Work to complete » In full and without deviation, write out the entries that follow.

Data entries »
* * * *

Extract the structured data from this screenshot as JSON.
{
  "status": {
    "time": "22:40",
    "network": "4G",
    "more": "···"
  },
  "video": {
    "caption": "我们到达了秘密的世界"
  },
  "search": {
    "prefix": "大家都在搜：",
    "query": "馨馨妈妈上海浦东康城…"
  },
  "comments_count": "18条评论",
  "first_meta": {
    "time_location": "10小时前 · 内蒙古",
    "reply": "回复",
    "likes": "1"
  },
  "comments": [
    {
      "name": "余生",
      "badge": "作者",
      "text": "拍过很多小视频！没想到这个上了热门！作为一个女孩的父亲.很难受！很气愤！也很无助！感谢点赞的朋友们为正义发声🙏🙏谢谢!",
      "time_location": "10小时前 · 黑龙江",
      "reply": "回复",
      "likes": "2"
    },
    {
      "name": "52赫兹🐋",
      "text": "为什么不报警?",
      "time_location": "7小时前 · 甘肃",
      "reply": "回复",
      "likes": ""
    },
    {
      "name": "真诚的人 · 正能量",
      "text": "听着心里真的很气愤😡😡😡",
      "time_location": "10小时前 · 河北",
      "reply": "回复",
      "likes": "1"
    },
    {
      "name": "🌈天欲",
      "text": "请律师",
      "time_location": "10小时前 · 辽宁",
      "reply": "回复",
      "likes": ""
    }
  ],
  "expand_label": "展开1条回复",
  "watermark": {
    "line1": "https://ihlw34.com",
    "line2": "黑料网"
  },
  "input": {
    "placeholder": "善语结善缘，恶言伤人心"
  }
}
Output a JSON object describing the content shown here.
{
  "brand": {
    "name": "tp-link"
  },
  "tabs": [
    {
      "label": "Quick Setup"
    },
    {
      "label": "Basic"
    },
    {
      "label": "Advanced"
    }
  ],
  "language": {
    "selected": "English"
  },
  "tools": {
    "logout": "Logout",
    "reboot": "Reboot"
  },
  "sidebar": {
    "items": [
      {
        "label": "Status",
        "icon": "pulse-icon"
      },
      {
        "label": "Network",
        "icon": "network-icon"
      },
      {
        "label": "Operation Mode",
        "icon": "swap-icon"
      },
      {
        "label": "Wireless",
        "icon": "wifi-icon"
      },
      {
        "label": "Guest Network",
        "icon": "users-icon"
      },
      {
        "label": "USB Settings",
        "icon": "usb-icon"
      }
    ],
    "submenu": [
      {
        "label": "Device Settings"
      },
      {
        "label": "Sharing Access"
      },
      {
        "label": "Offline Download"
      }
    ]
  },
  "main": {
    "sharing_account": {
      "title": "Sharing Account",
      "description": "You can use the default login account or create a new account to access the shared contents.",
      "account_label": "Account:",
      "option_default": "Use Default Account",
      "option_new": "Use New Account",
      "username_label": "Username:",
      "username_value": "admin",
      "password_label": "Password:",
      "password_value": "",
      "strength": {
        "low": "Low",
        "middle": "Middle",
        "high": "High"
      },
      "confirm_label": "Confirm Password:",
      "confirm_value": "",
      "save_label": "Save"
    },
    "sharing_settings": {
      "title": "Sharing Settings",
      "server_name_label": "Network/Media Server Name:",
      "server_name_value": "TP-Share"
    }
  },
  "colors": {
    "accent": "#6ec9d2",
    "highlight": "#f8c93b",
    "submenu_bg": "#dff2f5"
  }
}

* * * *

Output »
Extract the structured data from this screenshot as JSON.
{
  "status": {
    "time": "22:40",
    "network": "4G",
    "more": "···"
  },
  "video": {
    "caption": "我们到达了秘密的世界"
  },
  "search": {
    "prefix": "大家都在搜：",
    "query": "馨馨妈妈上海浦东康城…"
  },
  "comments_count": "18条评论",
  "first_meta": {
    "time_location": "10小时前 · 内蒙古",
    "reply": "回复",
    "likes": "1"
  },
  "comments": [
    {
      "name": "余生",
      "badge": "作者",
      "text": "拍过很多小视频！没想到这个上了热门！作为一个女孩的父亲.很难受！很气愤！也很无助！感谢点赞的朋友们为正义发声🙏🙏谢谢!",
      "time_location": "10小时前 · 黑龙江",
      "reply": "回复",
      "likes": "2"
    },
    {
      "name": "52赫兹🐋",
      "text": "为什么不报警?",
      "time_location": "7小时前 · 甘肃",
      "reply": "回复",
      "likes": ""
    },
    {
      "name": "真诚的人 · 正能量",
      "text": "听着心里真的很气愤😡😡😡",
      "time_location": "10小时前 · 河北",
      "reply": "回复",
      "likes": "1"
    },
    {
      "name": "🌈天欲",
      "text": "请律师",
      "time_location": "10小时前 · 辽宁",
      "reply": "回复",
      "likes": ""
    }
  ],
  "expand_label": "展开1条回复",
  "watermark": {
    "line1": "https://ihlw34.com",
    "line2": "黑料网"
  },
  "input": {
    "placeholder": "善语结善缘，恶言伤人心"
  }
}
Output a JSON object describing the content shown here.
{
  "brand": {
    "name": "tp-link"
  },
  "tabs": [
    {
      "label": "Quick Setup"
    },
    {
      "label": "Basic"
    },
    {
      "label": "Advanced"
    }
  ],
  "language": {
    "selected": "English"
  },
  "tools": {
    "logout": "Logout",
    "reboot": "Reboot"
  },
  "sidebar": {
    "items": [
      {
        "label": "Status",
        "icon": "pulse-icon"
      },
      {
        "label": "Network",
        "icon": "network-icon"
      },
      {
        "label": "Operation Mode",
        "icon": "swap-icon"
      },
      {
        "label": "Wireless",
        "icon": "wifi-icon"
      },
      {
        "label": "Guest Network",
        "icon": "users-icon"
      },
      {
        "label": "USB Settings",
        "icon": "usb-icon"
      }
    ],
    "submenu": [
      {
        "label": "Device Settings"
      },
      {
        "label": "Sharing Access"
      },
      {
        "label": "Offline Download"
      }
    ]
  },
  "main": {
    "sharing_account": {
      "title": "Sharing Account",
      "description": "You can use the default login account or create a new account to access the shared contents.",
      "account_label": "Account:",
      "option_default": "Use Default Account",
      "option_new": "Use New Account",
      "username_label": "Username:",
      "username_value": "admin",
      "password_label": "Password:",
      "password_value": "",
      "strength": {
        "low": "Low",
        "middle": "Middle",
        "high": "High"
      },
      "confirm_label": "Confirm Password:",
      "confirm_value": "",
      "save_label": "Save"
    },
    "sharing_settings": {
      "title": "Sharing Settings",
      "server_name_label": "Network/Media Server Name:",
      "server_name_value": "TP-Share"
    }
  },
  "colors": {
    "accent": "#6ec9d2",
    "highlight": "#f8c93b",
    "submenu_bg": "#dff2f5"
  }
}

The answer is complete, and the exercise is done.